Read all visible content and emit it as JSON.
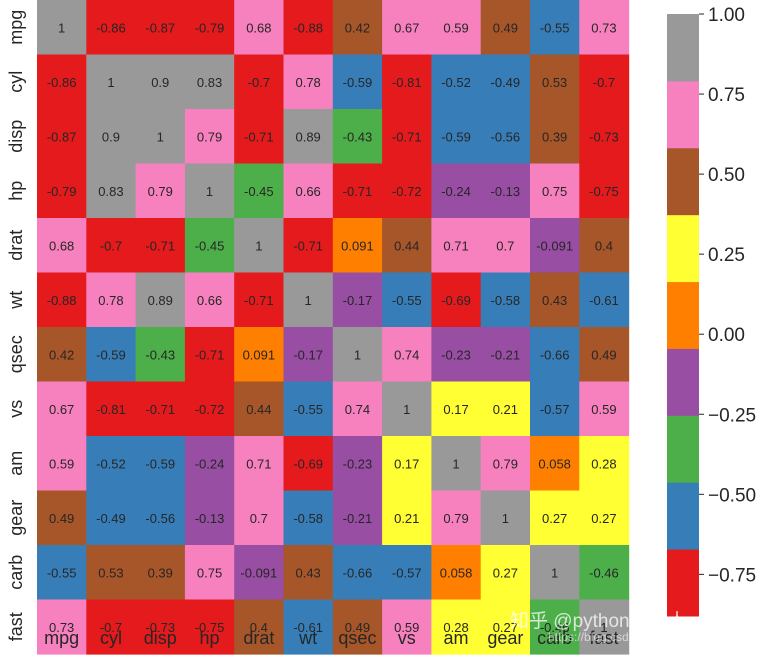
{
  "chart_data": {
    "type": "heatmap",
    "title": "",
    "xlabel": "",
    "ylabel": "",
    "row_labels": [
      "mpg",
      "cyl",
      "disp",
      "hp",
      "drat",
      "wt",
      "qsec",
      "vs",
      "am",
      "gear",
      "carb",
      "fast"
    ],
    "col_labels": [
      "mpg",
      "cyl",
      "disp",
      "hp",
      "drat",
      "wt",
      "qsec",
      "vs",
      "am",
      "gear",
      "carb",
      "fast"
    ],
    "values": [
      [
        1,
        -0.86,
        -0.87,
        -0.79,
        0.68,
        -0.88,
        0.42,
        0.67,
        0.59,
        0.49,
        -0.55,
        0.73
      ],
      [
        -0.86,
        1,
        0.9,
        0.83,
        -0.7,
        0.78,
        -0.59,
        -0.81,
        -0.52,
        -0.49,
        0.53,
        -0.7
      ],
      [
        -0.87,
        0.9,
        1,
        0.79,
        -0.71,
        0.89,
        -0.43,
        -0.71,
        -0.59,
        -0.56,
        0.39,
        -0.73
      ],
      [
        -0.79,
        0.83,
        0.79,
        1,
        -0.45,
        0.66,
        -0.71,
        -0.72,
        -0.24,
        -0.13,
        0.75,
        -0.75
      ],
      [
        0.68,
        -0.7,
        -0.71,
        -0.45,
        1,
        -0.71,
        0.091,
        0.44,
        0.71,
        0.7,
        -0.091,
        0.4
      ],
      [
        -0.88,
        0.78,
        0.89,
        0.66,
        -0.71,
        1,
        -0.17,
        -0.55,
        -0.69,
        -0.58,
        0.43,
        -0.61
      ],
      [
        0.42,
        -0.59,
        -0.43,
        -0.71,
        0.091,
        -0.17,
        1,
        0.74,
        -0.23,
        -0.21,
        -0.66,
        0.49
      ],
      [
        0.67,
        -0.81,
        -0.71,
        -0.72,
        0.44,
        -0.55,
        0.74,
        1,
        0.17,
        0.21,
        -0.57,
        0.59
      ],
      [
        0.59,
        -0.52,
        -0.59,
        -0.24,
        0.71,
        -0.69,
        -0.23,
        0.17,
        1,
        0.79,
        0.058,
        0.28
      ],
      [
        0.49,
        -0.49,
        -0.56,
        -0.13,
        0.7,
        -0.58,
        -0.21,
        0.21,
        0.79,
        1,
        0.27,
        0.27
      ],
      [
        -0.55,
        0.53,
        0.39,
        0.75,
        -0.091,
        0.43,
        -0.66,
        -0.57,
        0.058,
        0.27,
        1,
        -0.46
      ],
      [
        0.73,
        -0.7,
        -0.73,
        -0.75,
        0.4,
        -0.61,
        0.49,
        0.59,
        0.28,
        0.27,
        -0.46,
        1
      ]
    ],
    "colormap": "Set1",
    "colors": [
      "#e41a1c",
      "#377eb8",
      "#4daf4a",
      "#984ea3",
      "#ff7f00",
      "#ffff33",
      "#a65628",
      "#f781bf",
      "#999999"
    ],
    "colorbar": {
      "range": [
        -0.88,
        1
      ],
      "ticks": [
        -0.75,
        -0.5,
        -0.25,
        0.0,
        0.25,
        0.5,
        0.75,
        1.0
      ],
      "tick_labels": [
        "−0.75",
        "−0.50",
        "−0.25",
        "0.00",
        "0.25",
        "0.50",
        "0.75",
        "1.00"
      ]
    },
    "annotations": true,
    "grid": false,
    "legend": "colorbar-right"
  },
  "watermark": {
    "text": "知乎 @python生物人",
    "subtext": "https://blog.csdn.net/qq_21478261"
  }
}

----

### Work to be completed
Except for the pictures, print the data above exactly.

### Final answer
Read all visible content and emit it as JSON.
{
  "chart_data": {
    "type": "heatmap",
    "title": "",
    "xlabel": "",
    "ylabel": "",
    "row_labels": [
      "mpg",
      "cyl",
      "disp",
      "hp",
      "drat",
      "wt",
      "qsec",
      "vs",
      "am",
      "gear",
      "carb",
      "fast"
    ],
    "col_labels": [
      "mpg",
      "cyl",
      "disp",
      "hp",
      "drat",
      "wt",
      "qsec",
      "vs",
      "am",
      "gear",
      "carb",
      "fast"
    ],
    "values": [
      [
        1,
        -0.86,
        -0.87,
        -0.79,
        0.68,
        -0.88,
        0.42,
        0.67,
        0.59,
        0.49,
        -0.55,
        0.73
      ],
      [
        -0.86,
        1,
        0.9,
        0.83,
        -0.7,
        0.78,
        -0.59,
        -0.81,
        -0.52,
        -0.49,
        0.53,
        -0.7
      ],
      [
        -0.87,
        0.9,
        1,
        0.79,
        -0.71,
        0.89,
        -0.43,
        -0.71,
        -0.59,
        -0.56,
        0.39,
        -0.73
      ],
      [
        -0.79,
        0.83,
        0.79,
        1,
        -0.45,
        0.66,
        -0.71,
        -0.72,
        -0.24,
        -0.13,
        0.75,
        -0.75
      ],
      [
        0.68,
        -0.7,
        -0.71,
        -0.45,
        1,
        -0.71,
        0.091,
        0.44,
        0.71,
        0.7,
        -0.091,
        0.4
      ],
      [
        -0.88,
        0.78,
        0.89,
        0.66,
        -0.71,
        1,
        -0.17,
        -0.55,
        -0.69,
        -0.58,
        0.43,
        -0.61
      ],
      [
        0.42,
        -0.59,
        -0.43,
        -0.71,
        0.091,
        -0.17,
        1,
        0.74,
        -0.23,
        -0.21,
        -0.66,
        0.49
      ],
      [
        0.67,
        -0.81,
        -0.71,
        -0.72,
        0.44,
        -0.55,
        0.74,
        1,
        0.17,
        0.21,
        -0.57,
        0.59
      ],
      [
        0.59,
        -0.52,
        -0.59,
        -0.24,
        0.71,
        -0.69,
        -0.23,
        0.17,
        1,
        0.79,
        0.058,
        0.28
      ],
      [
        0.49,
        -0.49,
        -0.56,
        -0.13,
        0.7,
        -0.58,
        -0.21,
        0.21,
        0.79,
        1,
        0.27,
        0.27
      ],
      [
        -0.55,
        0.53,
        0.39,
        0.75,
        -0.091,
        0.43,
        -0.66,
        -0.57,
        0.058,
        0.27,
        1,
        -0.46
      ],
      [
        0.73,
        -0.7,
        -0.73,
        -0.75,
        0.4,
        -0.61,
        0.49,
        0.59,
        0.28,
        0.27,
        -0.46,
        1
      ]
    ],
    "colormap": "Set1",
    "colors": [
      "#e41a1c",
      "#377eb8",
      "#4daf4a",
      "#984ea3",
      "#ff7f00",
      "#ffff33",
      "#a65628",
      "#f781bf",
      "#999999"
    ],
    "colorbar": {
      "range": [
        -0.88,
        1
      ],
      "ticks": [
        -0.75,
        -0.5,
        -0.25,
        0.0,
        0.25,
        0.5,
        0.75,
        1.0
      ],
      "tick_labels": [
        "−0.75",
        "−0.50",
        "−0.25",
        "0.00",
        "0.25",
        "0.50",
        "0.75",
        "1.00"
      ]
    },
    "annotations": true,
    "grid": false,
    "legend": "colorbar-right"
  },
  "watermark": {
    "text": "知乎 @python生物人",
    "subtext": "https://blog.csdn.net/qq_21478261"
  }
}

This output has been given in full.